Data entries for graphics

____

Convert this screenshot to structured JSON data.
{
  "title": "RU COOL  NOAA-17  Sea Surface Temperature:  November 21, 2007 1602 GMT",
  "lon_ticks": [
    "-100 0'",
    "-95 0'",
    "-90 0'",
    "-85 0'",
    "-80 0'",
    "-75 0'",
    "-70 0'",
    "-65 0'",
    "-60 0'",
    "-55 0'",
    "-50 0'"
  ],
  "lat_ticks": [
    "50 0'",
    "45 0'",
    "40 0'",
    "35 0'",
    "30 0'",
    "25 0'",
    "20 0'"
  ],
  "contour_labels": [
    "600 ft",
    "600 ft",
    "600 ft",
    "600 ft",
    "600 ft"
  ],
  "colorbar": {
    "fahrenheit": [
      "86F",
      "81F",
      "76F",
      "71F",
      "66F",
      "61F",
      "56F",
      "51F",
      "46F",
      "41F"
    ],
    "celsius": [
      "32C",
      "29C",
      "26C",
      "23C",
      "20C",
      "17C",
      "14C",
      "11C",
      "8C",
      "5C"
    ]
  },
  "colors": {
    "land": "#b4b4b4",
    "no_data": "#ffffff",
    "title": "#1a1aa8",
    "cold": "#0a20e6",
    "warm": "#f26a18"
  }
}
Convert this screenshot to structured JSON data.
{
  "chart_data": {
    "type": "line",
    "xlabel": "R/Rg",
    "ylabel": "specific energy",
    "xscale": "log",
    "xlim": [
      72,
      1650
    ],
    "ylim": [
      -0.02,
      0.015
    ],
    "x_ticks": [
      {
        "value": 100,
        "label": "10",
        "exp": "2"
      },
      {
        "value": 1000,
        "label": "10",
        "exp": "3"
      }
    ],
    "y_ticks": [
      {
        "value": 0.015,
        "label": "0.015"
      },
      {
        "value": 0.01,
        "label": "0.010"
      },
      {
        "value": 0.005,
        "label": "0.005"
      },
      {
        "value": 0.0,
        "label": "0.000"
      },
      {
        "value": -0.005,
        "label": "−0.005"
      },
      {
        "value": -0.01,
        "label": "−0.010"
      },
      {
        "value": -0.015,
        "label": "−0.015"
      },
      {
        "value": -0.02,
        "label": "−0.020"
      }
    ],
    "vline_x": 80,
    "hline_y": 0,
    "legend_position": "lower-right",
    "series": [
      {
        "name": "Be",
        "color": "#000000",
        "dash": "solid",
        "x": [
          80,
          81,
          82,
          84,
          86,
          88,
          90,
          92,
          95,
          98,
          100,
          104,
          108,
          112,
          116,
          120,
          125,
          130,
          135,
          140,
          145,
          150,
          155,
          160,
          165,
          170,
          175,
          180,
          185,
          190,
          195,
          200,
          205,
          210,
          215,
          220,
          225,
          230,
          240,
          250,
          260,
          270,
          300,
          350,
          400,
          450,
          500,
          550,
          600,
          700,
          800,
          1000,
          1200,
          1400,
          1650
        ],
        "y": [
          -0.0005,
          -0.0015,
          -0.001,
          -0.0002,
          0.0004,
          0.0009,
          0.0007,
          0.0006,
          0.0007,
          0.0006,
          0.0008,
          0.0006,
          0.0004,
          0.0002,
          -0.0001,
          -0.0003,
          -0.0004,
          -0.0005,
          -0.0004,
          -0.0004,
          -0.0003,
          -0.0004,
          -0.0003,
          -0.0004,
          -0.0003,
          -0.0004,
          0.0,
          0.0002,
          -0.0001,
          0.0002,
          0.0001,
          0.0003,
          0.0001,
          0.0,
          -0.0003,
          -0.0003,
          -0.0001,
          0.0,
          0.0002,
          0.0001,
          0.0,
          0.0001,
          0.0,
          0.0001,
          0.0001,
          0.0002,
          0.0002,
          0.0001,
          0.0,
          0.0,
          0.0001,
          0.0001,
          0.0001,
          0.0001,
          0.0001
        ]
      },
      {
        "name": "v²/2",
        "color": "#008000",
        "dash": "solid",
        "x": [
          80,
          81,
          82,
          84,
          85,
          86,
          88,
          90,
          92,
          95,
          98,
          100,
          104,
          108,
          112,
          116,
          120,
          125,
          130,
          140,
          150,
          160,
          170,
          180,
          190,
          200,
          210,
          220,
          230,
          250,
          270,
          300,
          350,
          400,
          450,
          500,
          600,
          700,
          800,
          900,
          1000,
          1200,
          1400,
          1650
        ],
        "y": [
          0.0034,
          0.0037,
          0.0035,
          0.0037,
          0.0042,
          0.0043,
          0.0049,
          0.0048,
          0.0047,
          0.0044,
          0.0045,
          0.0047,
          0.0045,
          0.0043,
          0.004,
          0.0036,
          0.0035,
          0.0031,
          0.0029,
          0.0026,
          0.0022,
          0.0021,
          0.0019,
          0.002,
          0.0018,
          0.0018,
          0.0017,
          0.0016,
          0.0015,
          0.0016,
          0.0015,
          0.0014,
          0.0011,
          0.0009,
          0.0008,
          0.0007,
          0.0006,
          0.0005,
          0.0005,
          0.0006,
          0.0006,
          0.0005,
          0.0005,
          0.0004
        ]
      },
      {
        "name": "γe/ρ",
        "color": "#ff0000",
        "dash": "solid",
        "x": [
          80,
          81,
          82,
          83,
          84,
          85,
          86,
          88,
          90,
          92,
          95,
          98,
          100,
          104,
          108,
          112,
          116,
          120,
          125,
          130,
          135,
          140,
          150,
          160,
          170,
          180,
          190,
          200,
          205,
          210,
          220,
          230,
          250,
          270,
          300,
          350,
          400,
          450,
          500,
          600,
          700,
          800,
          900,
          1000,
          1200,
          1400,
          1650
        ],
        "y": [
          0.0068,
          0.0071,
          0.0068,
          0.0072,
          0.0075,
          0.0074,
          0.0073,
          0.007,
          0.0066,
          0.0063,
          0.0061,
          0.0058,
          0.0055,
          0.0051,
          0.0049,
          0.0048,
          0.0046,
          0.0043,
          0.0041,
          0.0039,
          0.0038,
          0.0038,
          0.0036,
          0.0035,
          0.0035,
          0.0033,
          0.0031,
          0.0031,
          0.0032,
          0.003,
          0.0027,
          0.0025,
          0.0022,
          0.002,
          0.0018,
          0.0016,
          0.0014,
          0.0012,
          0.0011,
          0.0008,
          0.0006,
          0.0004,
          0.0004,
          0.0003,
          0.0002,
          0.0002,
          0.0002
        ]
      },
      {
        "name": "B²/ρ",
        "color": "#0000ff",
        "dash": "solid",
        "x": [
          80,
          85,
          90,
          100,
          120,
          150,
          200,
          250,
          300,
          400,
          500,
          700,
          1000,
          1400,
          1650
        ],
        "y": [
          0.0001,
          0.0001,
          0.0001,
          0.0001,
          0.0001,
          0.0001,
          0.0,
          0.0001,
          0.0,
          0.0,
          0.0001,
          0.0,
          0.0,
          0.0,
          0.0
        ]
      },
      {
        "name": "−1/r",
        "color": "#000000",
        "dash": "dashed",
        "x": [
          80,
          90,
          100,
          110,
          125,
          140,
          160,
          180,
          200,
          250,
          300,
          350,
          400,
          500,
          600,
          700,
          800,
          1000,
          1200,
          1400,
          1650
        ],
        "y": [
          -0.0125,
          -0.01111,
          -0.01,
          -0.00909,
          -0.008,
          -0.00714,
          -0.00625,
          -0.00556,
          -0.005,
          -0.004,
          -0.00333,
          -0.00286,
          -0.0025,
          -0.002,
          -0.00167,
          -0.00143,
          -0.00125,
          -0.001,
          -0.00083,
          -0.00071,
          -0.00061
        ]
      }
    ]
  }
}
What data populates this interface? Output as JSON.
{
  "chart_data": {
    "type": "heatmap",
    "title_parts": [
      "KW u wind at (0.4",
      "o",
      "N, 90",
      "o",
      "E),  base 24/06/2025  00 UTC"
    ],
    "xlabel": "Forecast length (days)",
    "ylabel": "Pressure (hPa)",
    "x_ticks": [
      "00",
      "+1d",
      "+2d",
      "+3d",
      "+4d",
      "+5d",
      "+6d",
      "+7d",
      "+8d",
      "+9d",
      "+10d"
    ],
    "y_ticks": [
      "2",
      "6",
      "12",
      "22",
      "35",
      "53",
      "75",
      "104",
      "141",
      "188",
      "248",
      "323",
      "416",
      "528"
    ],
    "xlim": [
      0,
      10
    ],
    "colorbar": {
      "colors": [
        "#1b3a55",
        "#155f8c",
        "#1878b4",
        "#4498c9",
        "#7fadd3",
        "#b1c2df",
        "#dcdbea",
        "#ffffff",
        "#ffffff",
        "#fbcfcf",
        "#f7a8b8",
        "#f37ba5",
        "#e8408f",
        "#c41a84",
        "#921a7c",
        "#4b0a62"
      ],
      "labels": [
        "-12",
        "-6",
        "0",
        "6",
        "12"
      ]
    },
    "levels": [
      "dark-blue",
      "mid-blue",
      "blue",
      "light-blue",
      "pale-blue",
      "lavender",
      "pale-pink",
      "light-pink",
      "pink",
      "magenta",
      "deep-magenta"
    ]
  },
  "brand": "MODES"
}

____

Search the lines above for the string "value" and copy each line that has it.

        "value": 100,
        "value": 1000,
        "value": 0.015,
        "value": 0.01,
        "value": 0.005,
        "value": 0.0,
        "value": -0.005,
        "value": -0.01,
        "value": -0.015,
        "value": -0.02,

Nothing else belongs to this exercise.